• Petunjuk Tugas: Salin kembali bagian kutipan tentang UU HPP yang dimulai pada "Banyak pihak merasa" dan berakhir pada "ekonomi yang rentan.". Tukar "UU HPP" dengan "Undang-Undang HPP".

==== Kutipan Teks

Banyak pihak merasa optimis bahwa UU HPP dapat menjadi solusi yang efektif untuk meningkatkan pendapatan negara. Meskipun demikian, terdapat kekhawatiran mengenai dampak kebijakan ini terhadap masyarakat kecil. Sejumlah kelompok berpendapat bahwa perlu ada perhatian khusus agar kebijakan ini tidak memberatkan mereka yang berada dalam kondisi ekonomi yang rentan.
Pembahasan di Komisi XI dan Panja DPR RI
Pada tanggal 29 September 2021, hasil diskusi Panja disampaikan dalam Rapat Paripurna DPR RI. Dolfie OFP, selaku Ketua Panja dari Fraksi PDIP, mengungkapkan bahwa delapan fraksi sepakat untuk melanjutkan pembahasan ke tahap berikutnya. Beberapa fraksi yang mendukung keputusan tersebut antara lain PDIP, Gerindra, Golkar, dan NasDem.
Di sisi lain, Fraksi PKS mengungkapkan penolakannya dengan alasan bahwa kebijakan ini dapat memberikan beban tambahan kepada masyarakat. Keputusan yang diambil oleh Panja ini menjadi langkah signifikan dalam proses pengesahan UU HPP, meskipun menuai berbagai kritik dari kalangan masyarakat. Isu mengenai transparansi dan daya beli masyarakat menjadi perhatian utama dalam diskusi publik pada saat itu.

========
==== Data yang Disediakan

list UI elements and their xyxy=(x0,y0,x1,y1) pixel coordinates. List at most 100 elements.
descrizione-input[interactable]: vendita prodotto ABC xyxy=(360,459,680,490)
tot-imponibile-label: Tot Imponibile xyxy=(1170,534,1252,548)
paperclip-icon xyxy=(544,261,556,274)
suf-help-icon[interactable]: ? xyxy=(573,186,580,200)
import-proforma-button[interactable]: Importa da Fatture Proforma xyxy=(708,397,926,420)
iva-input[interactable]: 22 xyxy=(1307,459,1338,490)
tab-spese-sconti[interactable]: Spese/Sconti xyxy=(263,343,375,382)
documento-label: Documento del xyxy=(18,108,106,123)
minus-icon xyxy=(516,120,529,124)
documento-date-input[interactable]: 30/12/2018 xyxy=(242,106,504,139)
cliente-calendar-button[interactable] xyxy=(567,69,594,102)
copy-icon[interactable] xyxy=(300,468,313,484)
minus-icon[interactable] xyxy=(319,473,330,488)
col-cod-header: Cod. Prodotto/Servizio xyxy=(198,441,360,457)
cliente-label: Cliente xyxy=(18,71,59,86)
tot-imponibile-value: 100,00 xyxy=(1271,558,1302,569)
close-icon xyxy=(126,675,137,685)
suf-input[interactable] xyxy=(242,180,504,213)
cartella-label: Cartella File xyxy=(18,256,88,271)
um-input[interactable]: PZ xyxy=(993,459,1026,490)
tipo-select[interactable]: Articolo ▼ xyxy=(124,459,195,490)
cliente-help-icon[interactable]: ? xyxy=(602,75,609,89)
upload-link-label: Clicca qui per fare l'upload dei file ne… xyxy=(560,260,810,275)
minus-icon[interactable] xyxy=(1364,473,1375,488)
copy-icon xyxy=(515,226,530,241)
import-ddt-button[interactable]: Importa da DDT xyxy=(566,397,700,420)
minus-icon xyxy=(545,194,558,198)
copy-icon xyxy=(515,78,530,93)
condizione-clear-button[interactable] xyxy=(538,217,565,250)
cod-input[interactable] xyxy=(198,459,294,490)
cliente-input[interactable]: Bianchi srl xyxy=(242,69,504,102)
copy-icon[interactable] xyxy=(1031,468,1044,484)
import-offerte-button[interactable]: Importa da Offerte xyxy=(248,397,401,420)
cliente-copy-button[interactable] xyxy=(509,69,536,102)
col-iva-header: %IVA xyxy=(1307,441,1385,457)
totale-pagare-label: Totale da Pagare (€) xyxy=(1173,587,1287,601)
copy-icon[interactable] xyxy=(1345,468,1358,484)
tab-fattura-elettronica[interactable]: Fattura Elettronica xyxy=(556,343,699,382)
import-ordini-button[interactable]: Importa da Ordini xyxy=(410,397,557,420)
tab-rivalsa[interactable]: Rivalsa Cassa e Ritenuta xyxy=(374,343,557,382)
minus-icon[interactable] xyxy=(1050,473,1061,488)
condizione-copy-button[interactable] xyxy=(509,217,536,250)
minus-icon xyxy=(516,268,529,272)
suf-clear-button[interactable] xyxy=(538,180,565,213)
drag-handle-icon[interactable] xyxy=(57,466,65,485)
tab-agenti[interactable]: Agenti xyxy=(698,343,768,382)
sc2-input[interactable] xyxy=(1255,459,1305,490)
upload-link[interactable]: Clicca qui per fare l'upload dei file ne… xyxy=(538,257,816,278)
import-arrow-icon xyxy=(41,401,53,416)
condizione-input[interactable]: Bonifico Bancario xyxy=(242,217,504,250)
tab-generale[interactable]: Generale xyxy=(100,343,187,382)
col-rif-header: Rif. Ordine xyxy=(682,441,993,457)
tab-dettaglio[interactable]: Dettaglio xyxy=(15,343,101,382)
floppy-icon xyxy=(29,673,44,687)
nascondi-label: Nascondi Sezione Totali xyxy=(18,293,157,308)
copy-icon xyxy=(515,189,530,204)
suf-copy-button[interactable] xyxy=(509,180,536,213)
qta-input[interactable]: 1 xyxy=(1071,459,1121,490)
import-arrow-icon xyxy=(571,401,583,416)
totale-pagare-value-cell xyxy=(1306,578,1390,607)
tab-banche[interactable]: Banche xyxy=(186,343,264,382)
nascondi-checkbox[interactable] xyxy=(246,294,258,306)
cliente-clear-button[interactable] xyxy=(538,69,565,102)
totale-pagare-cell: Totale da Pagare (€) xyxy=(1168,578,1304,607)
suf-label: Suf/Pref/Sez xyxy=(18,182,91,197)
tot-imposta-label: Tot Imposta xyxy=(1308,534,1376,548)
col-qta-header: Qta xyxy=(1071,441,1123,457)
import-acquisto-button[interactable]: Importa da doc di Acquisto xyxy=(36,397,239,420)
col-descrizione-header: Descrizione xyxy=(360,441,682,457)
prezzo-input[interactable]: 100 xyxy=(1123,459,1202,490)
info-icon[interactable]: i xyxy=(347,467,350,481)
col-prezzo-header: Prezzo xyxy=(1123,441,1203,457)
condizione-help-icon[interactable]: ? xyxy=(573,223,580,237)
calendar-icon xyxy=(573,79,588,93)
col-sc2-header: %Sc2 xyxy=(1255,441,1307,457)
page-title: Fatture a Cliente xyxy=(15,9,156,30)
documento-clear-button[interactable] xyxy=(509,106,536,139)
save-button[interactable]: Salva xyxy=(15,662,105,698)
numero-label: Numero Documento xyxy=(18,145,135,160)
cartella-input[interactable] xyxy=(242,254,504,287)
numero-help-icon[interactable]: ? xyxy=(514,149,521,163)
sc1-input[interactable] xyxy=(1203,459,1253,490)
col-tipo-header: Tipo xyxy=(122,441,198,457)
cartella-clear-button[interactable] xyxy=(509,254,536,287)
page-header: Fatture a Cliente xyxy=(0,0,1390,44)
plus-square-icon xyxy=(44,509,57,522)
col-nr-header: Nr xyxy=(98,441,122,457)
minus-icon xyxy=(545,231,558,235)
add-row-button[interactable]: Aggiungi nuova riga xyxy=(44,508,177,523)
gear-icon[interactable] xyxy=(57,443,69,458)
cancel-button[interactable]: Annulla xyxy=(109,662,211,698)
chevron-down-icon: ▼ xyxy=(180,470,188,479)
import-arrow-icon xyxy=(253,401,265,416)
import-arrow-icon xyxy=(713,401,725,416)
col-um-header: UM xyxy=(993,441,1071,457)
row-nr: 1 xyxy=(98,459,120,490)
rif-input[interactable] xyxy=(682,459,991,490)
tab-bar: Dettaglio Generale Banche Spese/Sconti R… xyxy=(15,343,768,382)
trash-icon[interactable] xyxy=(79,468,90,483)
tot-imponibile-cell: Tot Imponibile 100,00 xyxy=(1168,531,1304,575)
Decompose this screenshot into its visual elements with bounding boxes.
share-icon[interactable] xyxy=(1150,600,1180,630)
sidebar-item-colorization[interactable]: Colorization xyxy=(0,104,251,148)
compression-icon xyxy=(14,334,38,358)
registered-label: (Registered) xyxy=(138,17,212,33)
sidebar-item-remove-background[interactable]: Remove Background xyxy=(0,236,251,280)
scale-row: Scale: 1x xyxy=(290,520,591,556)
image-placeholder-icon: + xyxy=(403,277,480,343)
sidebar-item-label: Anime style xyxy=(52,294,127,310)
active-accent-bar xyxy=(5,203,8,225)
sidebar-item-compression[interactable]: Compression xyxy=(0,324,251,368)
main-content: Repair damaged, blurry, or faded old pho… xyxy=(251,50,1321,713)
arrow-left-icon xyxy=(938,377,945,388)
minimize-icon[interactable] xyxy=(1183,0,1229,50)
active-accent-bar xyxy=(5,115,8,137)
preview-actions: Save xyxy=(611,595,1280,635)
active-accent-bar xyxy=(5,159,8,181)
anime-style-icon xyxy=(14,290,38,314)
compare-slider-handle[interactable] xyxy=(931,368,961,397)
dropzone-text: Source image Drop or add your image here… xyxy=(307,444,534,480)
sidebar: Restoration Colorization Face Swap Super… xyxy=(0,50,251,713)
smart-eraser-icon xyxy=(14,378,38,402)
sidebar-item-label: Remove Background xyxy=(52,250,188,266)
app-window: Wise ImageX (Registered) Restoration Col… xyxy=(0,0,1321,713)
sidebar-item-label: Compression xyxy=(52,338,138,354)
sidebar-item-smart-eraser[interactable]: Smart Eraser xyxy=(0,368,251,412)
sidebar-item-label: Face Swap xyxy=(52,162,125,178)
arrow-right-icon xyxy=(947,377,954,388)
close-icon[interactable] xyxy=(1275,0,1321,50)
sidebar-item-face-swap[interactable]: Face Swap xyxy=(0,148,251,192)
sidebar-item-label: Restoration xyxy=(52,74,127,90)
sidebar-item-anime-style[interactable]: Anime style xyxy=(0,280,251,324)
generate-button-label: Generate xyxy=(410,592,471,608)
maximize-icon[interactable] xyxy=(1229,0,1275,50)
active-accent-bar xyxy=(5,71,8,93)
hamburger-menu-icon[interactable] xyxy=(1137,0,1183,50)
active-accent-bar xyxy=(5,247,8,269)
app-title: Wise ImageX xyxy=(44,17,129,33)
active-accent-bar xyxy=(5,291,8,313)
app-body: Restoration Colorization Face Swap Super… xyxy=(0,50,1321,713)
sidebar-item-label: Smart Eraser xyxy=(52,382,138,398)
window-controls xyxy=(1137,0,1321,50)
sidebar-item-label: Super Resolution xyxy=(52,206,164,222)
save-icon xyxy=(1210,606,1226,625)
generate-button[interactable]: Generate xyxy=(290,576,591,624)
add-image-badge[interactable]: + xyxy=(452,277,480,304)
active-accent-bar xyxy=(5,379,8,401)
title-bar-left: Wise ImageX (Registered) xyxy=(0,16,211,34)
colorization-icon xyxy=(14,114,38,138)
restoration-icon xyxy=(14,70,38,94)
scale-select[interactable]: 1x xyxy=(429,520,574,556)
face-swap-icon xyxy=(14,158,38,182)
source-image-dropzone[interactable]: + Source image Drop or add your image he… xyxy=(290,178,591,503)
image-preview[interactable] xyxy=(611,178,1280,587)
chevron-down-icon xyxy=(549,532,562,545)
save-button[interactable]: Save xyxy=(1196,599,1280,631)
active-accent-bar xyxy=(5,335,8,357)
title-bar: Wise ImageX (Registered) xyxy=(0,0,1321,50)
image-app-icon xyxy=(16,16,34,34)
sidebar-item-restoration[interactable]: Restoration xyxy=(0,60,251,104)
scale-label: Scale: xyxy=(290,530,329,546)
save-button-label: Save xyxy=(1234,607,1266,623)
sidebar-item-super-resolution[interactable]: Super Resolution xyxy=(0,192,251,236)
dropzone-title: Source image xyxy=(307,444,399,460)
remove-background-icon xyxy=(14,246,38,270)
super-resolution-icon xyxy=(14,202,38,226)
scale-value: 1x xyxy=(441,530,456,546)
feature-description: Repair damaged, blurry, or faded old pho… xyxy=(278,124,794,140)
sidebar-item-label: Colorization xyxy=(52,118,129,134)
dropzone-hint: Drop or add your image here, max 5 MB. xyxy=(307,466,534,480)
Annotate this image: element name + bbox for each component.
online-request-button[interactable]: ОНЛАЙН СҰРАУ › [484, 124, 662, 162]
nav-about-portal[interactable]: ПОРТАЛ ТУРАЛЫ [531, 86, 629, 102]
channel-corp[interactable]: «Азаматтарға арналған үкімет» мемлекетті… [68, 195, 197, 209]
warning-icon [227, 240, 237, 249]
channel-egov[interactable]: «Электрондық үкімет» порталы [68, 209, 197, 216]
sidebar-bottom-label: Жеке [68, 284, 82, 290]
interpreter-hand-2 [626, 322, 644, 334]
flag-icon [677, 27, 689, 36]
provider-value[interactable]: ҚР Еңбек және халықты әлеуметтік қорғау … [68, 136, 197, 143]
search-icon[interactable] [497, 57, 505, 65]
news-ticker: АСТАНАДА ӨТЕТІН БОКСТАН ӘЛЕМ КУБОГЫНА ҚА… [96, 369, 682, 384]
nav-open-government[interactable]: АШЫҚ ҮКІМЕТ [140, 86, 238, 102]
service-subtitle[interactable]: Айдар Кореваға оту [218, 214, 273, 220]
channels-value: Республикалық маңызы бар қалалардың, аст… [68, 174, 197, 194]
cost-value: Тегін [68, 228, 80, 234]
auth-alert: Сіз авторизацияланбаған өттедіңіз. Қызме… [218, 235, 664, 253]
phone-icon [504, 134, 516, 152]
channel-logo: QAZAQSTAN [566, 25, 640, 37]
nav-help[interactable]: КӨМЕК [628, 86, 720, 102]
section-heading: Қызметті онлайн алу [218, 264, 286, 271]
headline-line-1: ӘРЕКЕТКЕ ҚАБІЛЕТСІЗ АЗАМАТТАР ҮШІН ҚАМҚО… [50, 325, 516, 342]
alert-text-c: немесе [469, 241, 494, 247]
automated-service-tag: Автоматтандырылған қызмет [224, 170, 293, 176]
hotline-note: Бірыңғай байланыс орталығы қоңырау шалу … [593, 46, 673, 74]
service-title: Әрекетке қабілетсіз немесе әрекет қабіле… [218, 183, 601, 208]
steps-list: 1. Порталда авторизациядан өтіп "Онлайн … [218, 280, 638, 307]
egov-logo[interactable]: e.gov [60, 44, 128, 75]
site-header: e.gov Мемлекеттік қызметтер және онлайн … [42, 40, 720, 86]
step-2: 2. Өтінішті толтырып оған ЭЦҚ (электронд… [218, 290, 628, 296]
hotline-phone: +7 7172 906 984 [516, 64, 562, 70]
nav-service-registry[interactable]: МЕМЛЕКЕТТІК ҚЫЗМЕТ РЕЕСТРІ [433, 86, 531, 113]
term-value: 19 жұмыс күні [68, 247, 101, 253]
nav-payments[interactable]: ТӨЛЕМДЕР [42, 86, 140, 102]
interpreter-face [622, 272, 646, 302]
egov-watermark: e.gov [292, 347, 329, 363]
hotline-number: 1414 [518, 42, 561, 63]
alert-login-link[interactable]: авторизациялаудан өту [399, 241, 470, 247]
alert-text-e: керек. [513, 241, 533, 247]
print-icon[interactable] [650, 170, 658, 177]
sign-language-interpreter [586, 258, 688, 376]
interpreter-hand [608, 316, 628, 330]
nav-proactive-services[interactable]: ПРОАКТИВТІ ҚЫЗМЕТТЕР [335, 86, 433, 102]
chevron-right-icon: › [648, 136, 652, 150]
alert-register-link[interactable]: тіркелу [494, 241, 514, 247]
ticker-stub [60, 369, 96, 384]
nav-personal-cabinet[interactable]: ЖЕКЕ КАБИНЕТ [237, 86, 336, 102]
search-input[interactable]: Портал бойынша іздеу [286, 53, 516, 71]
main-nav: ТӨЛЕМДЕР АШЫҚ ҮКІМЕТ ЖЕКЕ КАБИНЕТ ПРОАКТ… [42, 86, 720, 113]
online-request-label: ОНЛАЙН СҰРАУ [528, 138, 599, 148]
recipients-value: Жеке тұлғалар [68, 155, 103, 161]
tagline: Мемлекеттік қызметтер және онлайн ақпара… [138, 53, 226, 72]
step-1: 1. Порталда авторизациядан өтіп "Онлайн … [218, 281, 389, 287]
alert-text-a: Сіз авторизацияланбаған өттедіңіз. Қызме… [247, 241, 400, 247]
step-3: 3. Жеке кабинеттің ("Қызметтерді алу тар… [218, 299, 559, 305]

========

• Jawaban Tertulis:
Banyak pihak merasa optimis bahwa Undang-Undang HPP dapat menjadi solusi yang efektif untuk meningkatkan pendapatan negara. Meskipun demikian, terdapat kekhawatiran mengenai dampak kebijakan ini terhadap masyarakat kecil. Sejumlah kelompok berpendapat bahwa perlu ada perhatian khusus agar kebijakan ini tidak memberatkan mereka yang berada dalam kondisi ekonomi yang rentan.